• [The request]:
Quote each line of the material verbatim, without the pictures.

(Dataset items)
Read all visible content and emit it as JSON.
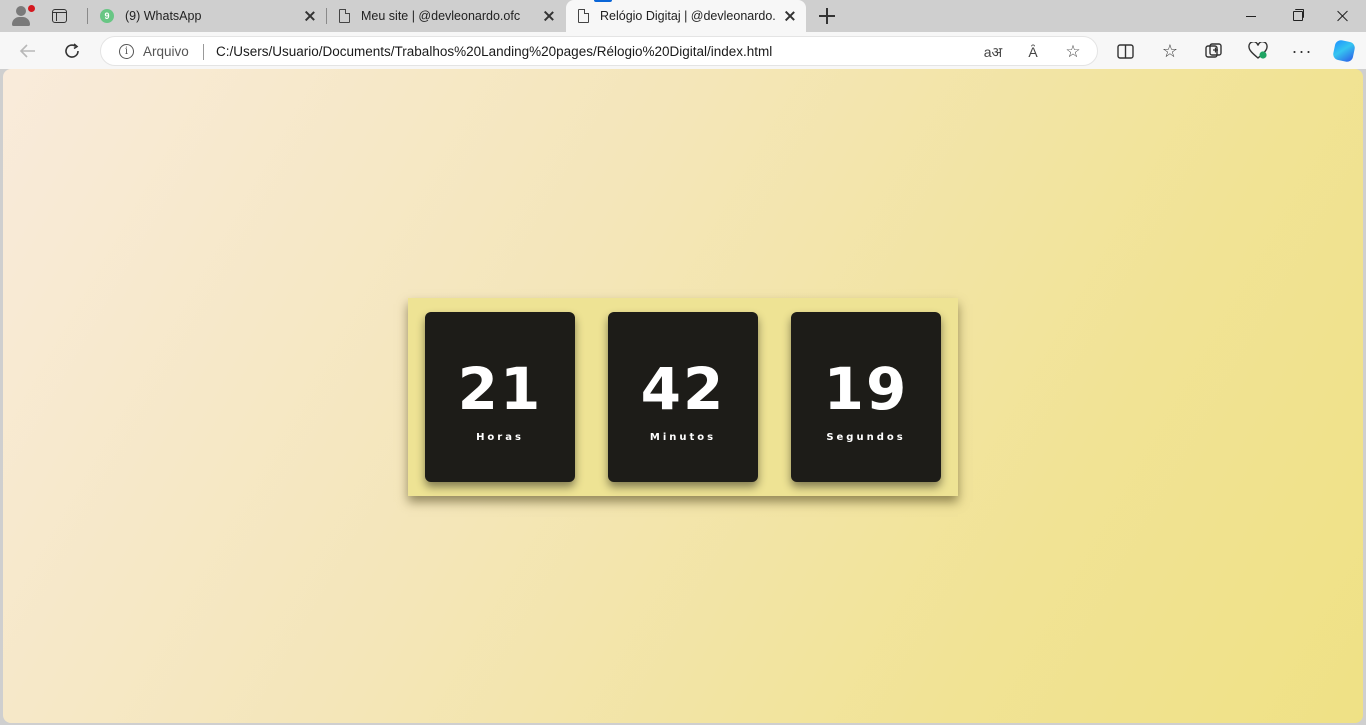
{
  "browser": {
    "tabs": [
      {
        "title": "(9) WhatsApp",
        "badge": "9",
        "active": false
      },
      {
        "title": "Meu site | @devleonardo.ofc",
        "active": false
      },
      {
        "title": "Relógio Digitaj | @devleonardo.o",
        "active": true
      }
    ],
    "address_bar": {
      "scheme_label": "Arquivo",
      "url": "C:/Users/Usuario/Documents/Trabalhos%20Landing%20pages/Rélogio%20Digital/index.html"
    },
    "icons": {
      "read_aloud": "read-aloud-icon",
      "translate": "translate-icon",
      "favorite": "star-icon",
      "split": "split-screen-icon",
      "favorites": "favorites-icon",
      "collections": "collections-icon",
      "health": "browser-essentials-icon",
      "more": "more-icon",
      "copilot": "copilot-icon"
    },
    "accent_color": "#0a66d8"
  },
  "clock": {
    "hours": {
      "value": "21",
      "label": "Horas"
    },
    "minutes": {
      "value": "42",
      "label": "Minutos"
    },
    "seconds": {
      "value": "19",
      "label": "Segundos"
    },
    "card_color": "#1d1c18",
    "frame_color": "#eee394"
  }
}
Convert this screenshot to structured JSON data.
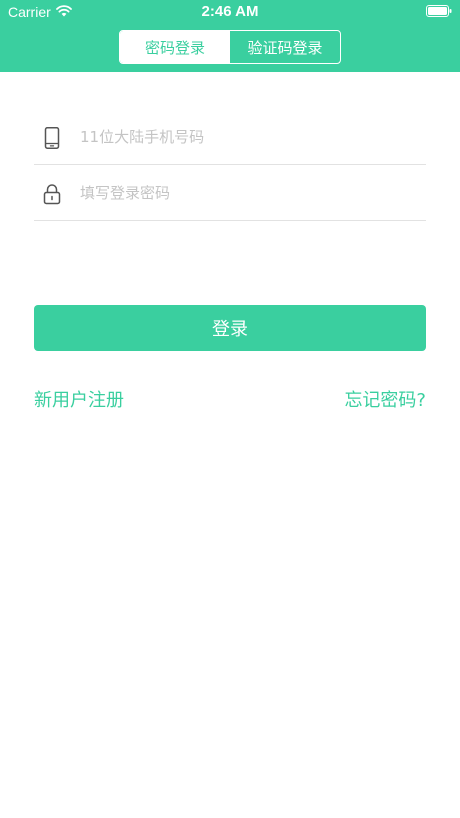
{
  "status_bar": {
    "carrier": "Carrier",
    "time": "2:46 AM"
  },
  "tabs": {
    "password_login": "密码登录",
    "code_login": "验证码登录",
    "active": "password_login"
  },
  "form": {
    "phone_placeholder": "11位大陆手机号码",
    "phone_value": "",
    "password_placeholder": "填写登录密码",
    "password_value": ""
  },
  "login_button": "登录",
  "links": {
    "register": "新用户注册",
    "forgot_password": "忘记密码?"
  },
  "icons": {
    "phone": "phone-icon",
    "lock": "lock-icon",
    "wifi": "wifi-icon",
    "battery": "battery-icon"
  },
  "colors": {
    "accent": "#3acf9f",
    "divider": "#e2e2e2",
    "placeholder": "#c4c4c4"
  }
}
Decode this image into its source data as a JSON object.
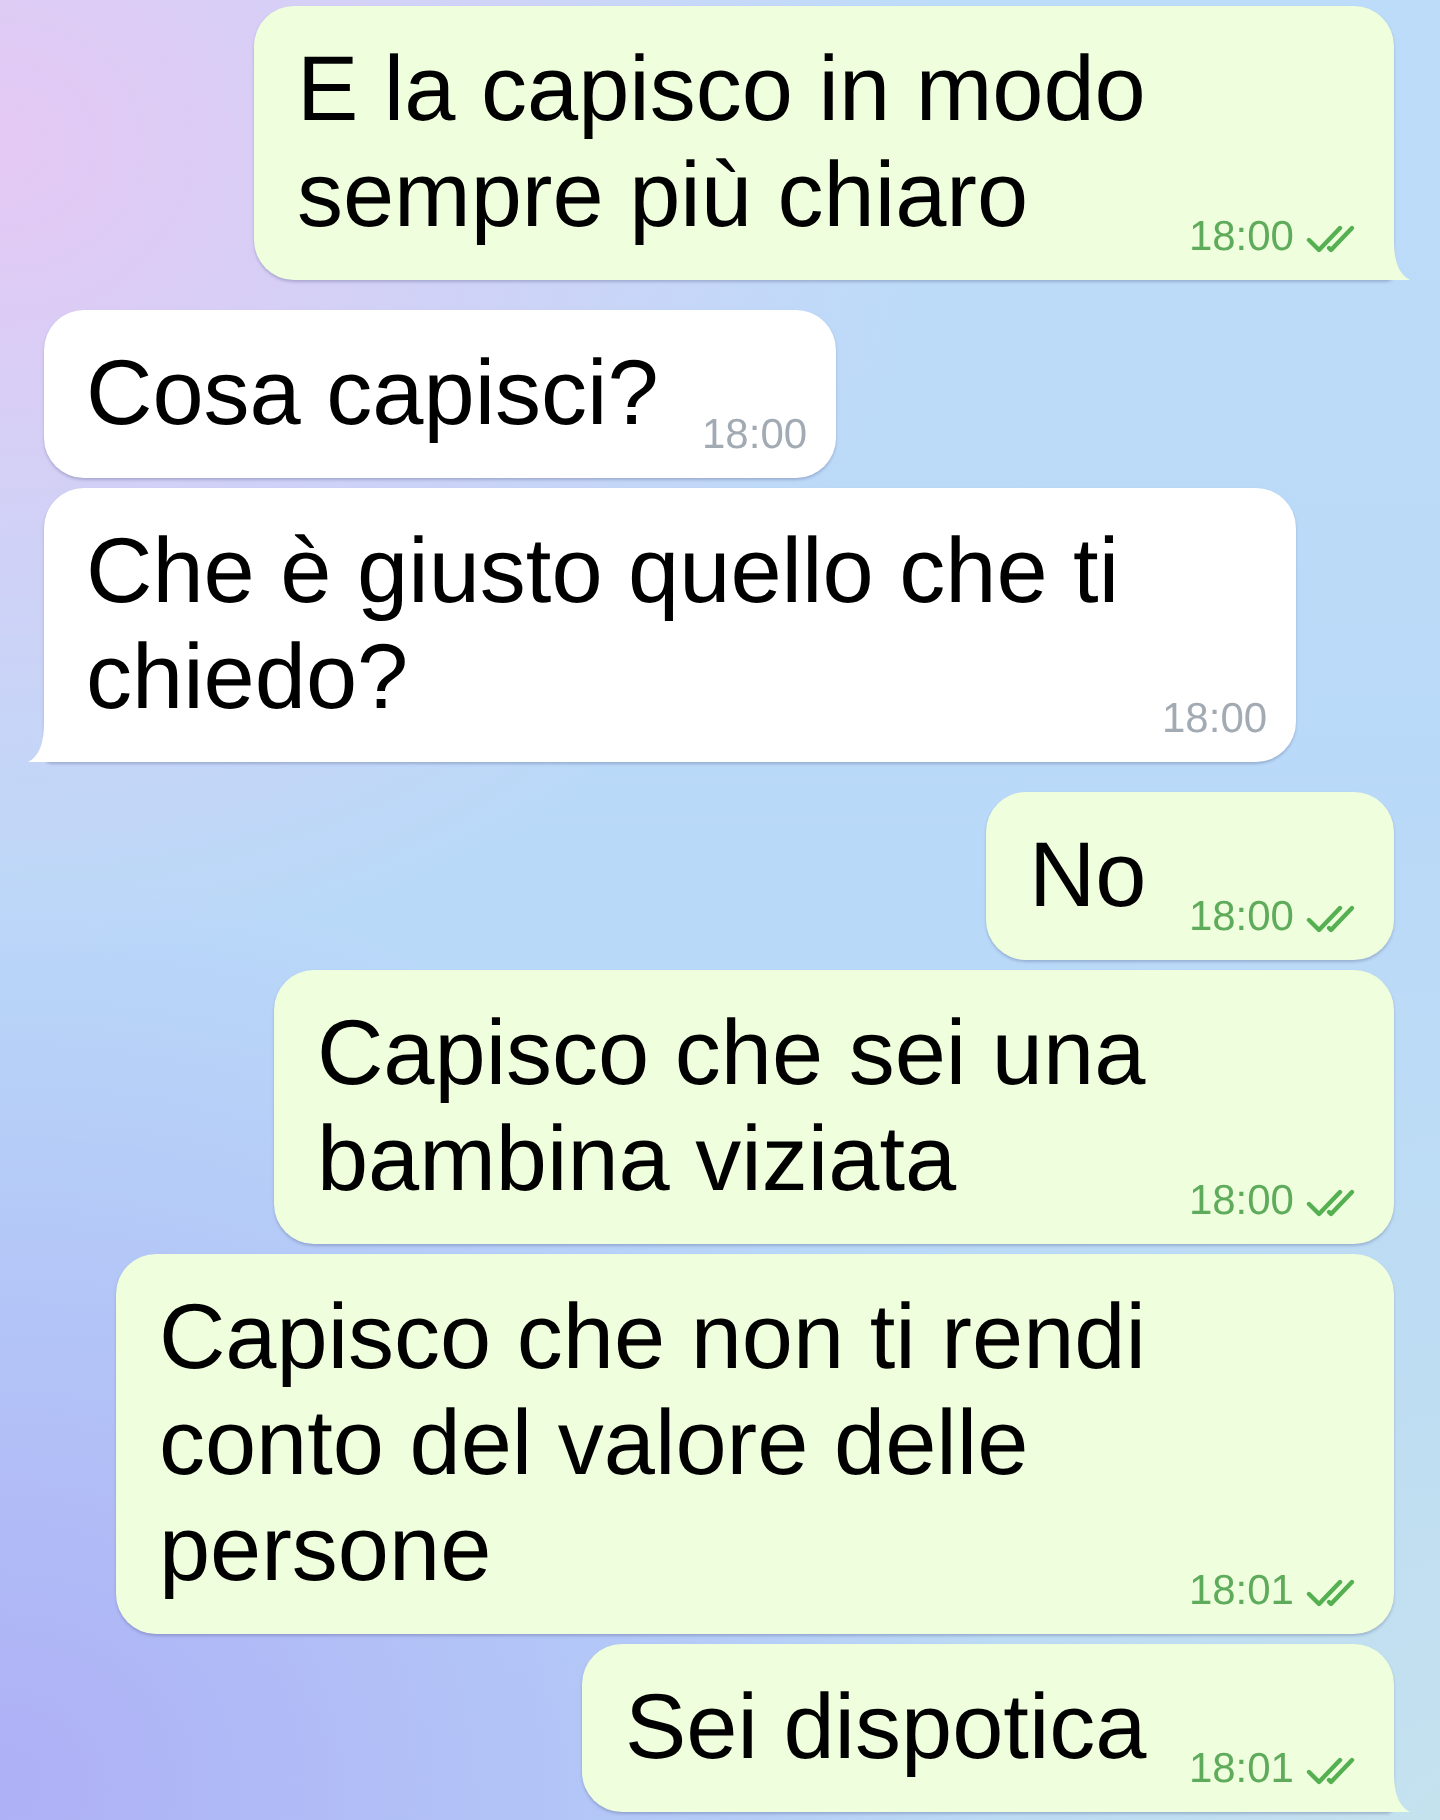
{
  "messages": [
    {
      "kind": "outgoing",
      "text": "E la capisco in modo sempre più chiaro",
      "time": "18:00",
      "read": true
    },
    {
      "kind": "incoming",
      "text": "Cosa capisci?",
      "time": "18:00"
    },
    {
      "kind": "incoming",
      "text": "Che è giusto quello che ti chiedo?",
      "time": "18:00"
    },
    {
      "kind": "outgoing",
      "text": "No",
      "time": "18:00",
      "read": true
    },
    {
      "kind": "outgoing",
      "text": "Capisco che sei una bambina viziata",
      "time": "18:00",
      "read": true
    },
    {
      "kind": "outgoing",
      "text": "Capisco che non ti rendi conto del valore delle persone",
      "time": "18:01",
      "read": true
    },
    {
      "kind": "outgoing",
      "text": "Sei dispotica",
      "time": "18:01",
      "read": true
    }
  ]
}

• [Result]:
Read all visible content and emit it as JSON.
{
  "browser": {
    "tabs": [
      {
        "title": "(9) WhatsApp",
        "badge": "9",
        "active": false
      },
      {
        "title": "Meu site | @devleonardo.ofc",
        "active": false
      },
      {
        "title": "Relógio Digitaj | @devleonardo.o",
        "active": true
      }
    ],
    "address_bar": {
      "scheme_label": "Arquivo",
      "url": "C:/Users/Usuario/Documents/Trabalhos%20Landing%20pages/Rélogio%20Digital/index.html"
    },
    "icons": {
      "read_aloud": "read-aloud-icon",
      "translate": "translate-icon",
      "favorite": "star-icon",
      "split": "split-screen-icon",
      "favorites": "favorites-icon",
      "collections": "collections-icon",
      "health": "browser-essentials-icon",
      "more": "more-icon",
      "copilot": "copilot-icon"
    },
    "accent_color": "#0a66d8"
  },
  "clock": {
    "hours": {
      "value": "21",
      "label": "Horas"
    },
    "minutes": {
      "value": "42",
      "label": "Minutos"
    },
    "seconds": {
      "value": "19",
      "label": "Segundos"
    },
    "card_color": "#1d1c18",
    "frame_color": "#eee394"
  }
}
Convert this screenshot to structured JSON data.
{
  "status_bar": {
    "carrier": "Carrier",
    "time": "2:46 AM"
  },
  "tabs": {
    "password_login": "密码登录",
    "code_login": "验证码登录",
    "active": "password_login"
  },
  "form": {
    "phone_placeholder": "11位大陆手机号码",
    "phone_value": "",
    "password_placeholder": "填写登录密码",
    "password_value": ""
  },
  "login_button": "登录",
  "links": {
    "register": "新用户注册",
    "forgot_password": "忘记密码?"
  },
  "icons": {
    "phone": "phone-icon",
    "lock": "lock-icon",
    "wifi": "wifi-icon",
    "battery": "battery-icon"
  },
  "colors": {
    "accent": "#3acf9f",
    "divider": "#e2e2e2",
    "placeholder": "#c4c4c4"
  }
}
Decode this image into its source data as a JSON object.
{
  "messages": [
    {
      "kind": "outgoing",
      "text": "E la capisco in modo sempre più chiaro",
      "time": "18:00",
      "read": true
    },
    {
      "kind": "incoming",
      "text": "Cosa capisci?",
      "time": "18:00"
    },
    {
      "kind": "incoming",
      "text": "Che è giusto quello che ti chiedo?",
      "time": "18:00"
    },
    {
      "kind": "outgoing",
      "text": "No",
      "time": "18:00",
      "read": true
    },
    {
      "kind": "outgoing",
      "text": "Capisco che sei una bambina viziata",
      "time": "18:00",
      "read": true
    },
    {
      "kind": "outgoing",
      "text": "Capisco che non ti rendi conto del valore delle persone",
      "time": "18:01",
      "read": true
    },
    {
      "kind": "outgoing",
      "text": "Sei dispotica",
      "time": "18:01",
      "read": true
    }
  ]
}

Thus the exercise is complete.